Data entries:
..............................

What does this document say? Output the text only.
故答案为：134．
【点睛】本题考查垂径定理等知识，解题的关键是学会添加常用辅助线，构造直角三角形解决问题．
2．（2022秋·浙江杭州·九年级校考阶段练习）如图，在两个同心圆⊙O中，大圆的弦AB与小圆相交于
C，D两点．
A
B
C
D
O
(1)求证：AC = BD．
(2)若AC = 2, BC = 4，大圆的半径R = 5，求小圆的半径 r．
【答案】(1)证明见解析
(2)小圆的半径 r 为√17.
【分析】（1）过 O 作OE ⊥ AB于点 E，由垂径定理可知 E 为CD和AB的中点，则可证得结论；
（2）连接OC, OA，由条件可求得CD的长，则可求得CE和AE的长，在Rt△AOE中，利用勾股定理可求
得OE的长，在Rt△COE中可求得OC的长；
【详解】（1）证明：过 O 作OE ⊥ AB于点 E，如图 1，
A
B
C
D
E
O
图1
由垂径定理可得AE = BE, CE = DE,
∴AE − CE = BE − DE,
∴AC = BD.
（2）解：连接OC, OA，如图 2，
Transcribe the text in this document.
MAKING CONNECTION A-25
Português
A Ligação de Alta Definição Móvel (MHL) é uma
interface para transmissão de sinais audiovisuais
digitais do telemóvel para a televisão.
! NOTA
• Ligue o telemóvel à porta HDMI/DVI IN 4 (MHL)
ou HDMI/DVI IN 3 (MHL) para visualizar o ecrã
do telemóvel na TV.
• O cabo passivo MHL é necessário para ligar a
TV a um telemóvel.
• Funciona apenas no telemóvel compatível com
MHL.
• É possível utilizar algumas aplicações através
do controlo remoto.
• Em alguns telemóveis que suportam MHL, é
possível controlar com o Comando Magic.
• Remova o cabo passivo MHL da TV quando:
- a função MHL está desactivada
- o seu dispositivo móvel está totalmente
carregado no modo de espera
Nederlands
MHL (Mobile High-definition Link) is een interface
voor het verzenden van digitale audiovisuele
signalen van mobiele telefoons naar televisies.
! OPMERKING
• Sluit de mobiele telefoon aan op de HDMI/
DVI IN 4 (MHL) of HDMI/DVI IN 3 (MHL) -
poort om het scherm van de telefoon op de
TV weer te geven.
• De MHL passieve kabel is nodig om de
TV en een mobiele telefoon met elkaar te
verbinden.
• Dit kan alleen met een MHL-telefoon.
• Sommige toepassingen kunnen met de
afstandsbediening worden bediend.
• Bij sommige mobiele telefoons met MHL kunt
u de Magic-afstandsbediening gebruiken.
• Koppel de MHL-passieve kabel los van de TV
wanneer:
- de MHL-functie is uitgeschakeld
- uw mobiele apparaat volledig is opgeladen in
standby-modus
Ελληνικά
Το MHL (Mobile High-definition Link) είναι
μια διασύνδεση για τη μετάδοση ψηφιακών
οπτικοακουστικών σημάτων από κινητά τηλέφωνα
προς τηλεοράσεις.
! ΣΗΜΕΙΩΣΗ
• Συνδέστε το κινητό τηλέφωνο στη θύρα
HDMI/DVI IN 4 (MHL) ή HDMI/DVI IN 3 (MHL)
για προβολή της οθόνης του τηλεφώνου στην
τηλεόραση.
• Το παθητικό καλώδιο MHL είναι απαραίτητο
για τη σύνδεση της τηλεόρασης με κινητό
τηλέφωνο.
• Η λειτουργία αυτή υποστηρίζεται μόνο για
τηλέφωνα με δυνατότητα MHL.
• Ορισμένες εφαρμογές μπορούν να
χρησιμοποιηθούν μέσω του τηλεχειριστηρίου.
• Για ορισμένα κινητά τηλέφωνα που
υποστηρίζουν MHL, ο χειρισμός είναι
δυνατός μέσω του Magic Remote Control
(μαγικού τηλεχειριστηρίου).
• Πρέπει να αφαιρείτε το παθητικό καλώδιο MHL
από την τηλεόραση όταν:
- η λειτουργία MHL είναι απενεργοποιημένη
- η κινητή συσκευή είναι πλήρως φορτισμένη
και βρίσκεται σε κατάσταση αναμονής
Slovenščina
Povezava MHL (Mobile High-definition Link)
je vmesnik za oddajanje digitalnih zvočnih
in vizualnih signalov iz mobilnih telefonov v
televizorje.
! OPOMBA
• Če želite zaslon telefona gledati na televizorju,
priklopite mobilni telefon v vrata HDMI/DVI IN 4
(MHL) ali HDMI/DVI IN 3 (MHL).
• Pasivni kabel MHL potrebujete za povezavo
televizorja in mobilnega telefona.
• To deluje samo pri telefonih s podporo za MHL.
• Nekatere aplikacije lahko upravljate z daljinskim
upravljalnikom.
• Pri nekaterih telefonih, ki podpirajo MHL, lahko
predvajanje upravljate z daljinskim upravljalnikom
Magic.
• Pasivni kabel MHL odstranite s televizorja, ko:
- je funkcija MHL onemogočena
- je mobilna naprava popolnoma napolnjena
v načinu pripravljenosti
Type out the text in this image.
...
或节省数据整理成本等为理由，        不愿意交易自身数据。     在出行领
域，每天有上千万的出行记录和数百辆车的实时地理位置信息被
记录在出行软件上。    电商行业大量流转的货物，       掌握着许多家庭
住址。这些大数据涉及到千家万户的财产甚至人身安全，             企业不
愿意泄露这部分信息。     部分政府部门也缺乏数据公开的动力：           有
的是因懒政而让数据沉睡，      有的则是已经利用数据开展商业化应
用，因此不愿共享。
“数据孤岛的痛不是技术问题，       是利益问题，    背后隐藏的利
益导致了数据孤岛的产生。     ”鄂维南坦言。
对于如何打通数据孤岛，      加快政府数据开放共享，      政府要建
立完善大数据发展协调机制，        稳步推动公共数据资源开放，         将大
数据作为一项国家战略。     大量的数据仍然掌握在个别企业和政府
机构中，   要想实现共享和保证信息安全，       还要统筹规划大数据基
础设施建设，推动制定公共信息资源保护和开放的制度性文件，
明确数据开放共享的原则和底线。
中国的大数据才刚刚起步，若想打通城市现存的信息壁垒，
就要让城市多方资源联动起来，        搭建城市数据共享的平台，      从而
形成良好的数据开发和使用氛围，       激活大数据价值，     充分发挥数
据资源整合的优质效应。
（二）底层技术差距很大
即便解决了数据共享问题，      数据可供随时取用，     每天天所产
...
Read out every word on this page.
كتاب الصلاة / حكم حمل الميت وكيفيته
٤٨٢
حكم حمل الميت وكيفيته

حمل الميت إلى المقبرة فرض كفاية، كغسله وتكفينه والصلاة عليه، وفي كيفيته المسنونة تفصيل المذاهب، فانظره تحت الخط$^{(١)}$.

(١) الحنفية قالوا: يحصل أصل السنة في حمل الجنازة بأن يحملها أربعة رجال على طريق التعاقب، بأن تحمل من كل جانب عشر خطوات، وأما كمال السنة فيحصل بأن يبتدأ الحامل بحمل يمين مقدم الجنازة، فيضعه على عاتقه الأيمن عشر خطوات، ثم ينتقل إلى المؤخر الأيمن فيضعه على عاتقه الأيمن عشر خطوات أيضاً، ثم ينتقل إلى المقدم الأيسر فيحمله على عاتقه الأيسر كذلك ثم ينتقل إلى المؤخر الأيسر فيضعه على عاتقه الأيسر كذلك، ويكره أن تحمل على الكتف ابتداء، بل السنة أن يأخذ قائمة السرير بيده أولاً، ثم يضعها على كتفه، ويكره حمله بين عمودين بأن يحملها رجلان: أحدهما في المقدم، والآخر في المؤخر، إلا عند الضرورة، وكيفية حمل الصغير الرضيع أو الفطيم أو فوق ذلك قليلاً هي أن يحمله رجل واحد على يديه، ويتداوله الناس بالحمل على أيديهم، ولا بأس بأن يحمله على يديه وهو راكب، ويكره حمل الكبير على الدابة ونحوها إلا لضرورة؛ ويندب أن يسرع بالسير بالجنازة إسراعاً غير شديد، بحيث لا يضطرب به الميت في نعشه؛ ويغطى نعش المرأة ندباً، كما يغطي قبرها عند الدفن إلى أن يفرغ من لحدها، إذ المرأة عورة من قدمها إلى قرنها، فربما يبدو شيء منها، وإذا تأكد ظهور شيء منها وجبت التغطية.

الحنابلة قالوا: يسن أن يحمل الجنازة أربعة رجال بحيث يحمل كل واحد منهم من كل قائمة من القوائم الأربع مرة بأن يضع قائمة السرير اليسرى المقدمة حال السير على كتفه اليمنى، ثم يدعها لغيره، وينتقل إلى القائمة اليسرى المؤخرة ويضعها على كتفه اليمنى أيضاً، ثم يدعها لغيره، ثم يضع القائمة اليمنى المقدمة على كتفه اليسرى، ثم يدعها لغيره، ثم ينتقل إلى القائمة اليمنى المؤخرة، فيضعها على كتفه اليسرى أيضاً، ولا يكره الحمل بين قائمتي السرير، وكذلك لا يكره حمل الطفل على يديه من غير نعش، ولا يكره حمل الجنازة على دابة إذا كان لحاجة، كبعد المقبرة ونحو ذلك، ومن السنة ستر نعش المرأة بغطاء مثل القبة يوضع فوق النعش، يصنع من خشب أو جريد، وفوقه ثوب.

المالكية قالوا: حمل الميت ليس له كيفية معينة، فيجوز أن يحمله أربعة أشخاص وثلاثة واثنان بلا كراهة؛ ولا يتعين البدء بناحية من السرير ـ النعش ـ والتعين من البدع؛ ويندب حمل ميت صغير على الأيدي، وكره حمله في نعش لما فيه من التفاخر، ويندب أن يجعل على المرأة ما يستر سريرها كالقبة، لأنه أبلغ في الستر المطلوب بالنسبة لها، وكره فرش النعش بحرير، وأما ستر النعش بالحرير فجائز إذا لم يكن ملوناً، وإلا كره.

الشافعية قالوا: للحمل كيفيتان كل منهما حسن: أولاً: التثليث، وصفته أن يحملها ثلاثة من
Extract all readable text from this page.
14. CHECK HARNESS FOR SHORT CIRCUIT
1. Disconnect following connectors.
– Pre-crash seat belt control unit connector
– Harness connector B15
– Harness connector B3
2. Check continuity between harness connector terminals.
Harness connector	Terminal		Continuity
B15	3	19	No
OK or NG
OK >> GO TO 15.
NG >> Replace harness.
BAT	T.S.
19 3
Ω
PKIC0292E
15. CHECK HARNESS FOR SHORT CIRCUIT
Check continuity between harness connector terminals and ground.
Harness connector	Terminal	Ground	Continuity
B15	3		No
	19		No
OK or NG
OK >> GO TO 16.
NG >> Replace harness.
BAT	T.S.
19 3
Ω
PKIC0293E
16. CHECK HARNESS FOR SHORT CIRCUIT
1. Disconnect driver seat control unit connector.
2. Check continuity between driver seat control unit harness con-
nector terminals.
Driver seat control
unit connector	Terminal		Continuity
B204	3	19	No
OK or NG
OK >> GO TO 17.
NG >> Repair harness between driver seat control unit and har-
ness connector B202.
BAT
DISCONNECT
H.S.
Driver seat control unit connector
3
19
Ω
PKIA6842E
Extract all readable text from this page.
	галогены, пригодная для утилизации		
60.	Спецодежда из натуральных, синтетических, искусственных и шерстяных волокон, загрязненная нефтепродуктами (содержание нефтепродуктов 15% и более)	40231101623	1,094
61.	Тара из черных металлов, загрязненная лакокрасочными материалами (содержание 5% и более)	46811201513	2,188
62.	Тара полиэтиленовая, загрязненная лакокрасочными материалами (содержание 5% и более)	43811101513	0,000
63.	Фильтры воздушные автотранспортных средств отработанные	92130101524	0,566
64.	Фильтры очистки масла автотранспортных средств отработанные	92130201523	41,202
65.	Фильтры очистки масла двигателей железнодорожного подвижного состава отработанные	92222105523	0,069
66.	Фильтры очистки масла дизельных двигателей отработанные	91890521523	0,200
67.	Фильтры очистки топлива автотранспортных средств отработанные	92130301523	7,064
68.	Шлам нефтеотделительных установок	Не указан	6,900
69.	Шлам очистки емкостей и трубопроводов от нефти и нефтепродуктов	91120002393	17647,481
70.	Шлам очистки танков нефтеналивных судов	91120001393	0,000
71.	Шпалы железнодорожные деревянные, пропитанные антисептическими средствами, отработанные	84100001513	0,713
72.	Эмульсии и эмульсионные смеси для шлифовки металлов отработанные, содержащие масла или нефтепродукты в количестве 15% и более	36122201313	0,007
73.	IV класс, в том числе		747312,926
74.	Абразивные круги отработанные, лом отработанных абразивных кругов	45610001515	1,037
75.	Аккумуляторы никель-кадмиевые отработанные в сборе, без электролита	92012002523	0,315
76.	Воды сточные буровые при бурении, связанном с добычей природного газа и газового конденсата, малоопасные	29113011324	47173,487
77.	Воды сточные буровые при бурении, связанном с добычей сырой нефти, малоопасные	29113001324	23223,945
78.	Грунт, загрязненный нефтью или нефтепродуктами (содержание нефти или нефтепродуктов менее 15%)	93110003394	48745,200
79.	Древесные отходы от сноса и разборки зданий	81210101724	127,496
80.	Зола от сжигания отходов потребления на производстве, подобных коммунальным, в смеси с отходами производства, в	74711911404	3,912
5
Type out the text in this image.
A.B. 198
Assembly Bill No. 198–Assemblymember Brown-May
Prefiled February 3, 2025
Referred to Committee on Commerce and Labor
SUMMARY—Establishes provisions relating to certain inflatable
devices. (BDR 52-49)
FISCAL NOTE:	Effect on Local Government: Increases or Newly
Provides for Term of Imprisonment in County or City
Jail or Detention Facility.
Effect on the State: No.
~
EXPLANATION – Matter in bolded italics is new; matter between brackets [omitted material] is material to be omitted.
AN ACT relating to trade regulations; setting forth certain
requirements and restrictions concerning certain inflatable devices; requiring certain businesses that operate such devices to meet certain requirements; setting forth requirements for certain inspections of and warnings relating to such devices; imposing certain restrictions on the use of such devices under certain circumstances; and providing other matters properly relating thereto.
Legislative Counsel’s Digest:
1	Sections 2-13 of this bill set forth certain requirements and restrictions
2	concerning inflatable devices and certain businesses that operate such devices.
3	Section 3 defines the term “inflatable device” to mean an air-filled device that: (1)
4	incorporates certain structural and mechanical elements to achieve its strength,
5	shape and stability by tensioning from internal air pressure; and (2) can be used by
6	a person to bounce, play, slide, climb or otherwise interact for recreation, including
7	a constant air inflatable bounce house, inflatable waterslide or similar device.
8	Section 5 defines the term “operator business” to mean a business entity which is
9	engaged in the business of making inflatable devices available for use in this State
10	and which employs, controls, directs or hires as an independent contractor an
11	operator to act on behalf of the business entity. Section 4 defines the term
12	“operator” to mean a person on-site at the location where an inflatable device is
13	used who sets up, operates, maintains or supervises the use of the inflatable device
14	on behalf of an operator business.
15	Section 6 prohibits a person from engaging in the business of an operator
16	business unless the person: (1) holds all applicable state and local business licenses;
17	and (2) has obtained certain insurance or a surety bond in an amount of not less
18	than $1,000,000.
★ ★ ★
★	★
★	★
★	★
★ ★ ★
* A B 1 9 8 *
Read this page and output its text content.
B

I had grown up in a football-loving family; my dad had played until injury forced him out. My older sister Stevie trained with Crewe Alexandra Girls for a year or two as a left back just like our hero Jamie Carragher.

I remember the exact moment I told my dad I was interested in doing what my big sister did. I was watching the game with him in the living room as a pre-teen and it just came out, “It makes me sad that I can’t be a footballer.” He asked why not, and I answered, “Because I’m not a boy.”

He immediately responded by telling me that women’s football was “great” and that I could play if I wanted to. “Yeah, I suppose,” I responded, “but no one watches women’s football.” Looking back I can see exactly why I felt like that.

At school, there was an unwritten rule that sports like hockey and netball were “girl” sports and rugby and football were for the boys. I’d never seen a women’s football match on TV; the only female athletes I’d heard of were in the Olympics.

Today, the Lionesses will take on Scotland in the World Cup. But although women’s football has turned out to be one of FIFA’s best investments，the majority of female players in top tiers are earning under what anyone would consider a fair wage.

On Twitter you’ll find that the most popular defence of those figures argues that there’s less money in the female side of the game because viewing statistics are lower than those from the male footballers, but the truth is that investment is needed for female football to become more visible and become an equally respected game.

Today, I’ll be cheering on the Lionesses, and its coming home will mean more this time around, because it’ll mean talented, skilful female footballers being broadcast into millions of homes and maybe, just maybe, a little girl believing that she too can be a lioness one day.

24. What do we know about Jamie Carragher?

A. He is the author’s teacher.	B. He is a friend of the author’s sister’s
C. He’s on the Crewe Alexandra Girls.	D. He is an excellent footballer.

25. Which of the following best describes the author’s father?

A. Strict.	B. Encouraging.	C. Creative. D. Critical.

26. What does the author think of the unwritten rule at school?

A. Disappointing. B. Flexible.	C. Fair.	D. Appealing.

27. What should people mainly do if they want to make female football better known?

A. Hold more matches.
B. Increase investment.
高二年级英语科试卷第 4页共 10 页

..............................

WHAT YOU WILL DO –
Every line in the data that holds "upravljate" should be copied out.

SOLUTION TO THE PROBLEM –
• Nekatere aplikacije lahko upravljate z daljinskim
predvajanje upravljate z daljinskim upravljalnikom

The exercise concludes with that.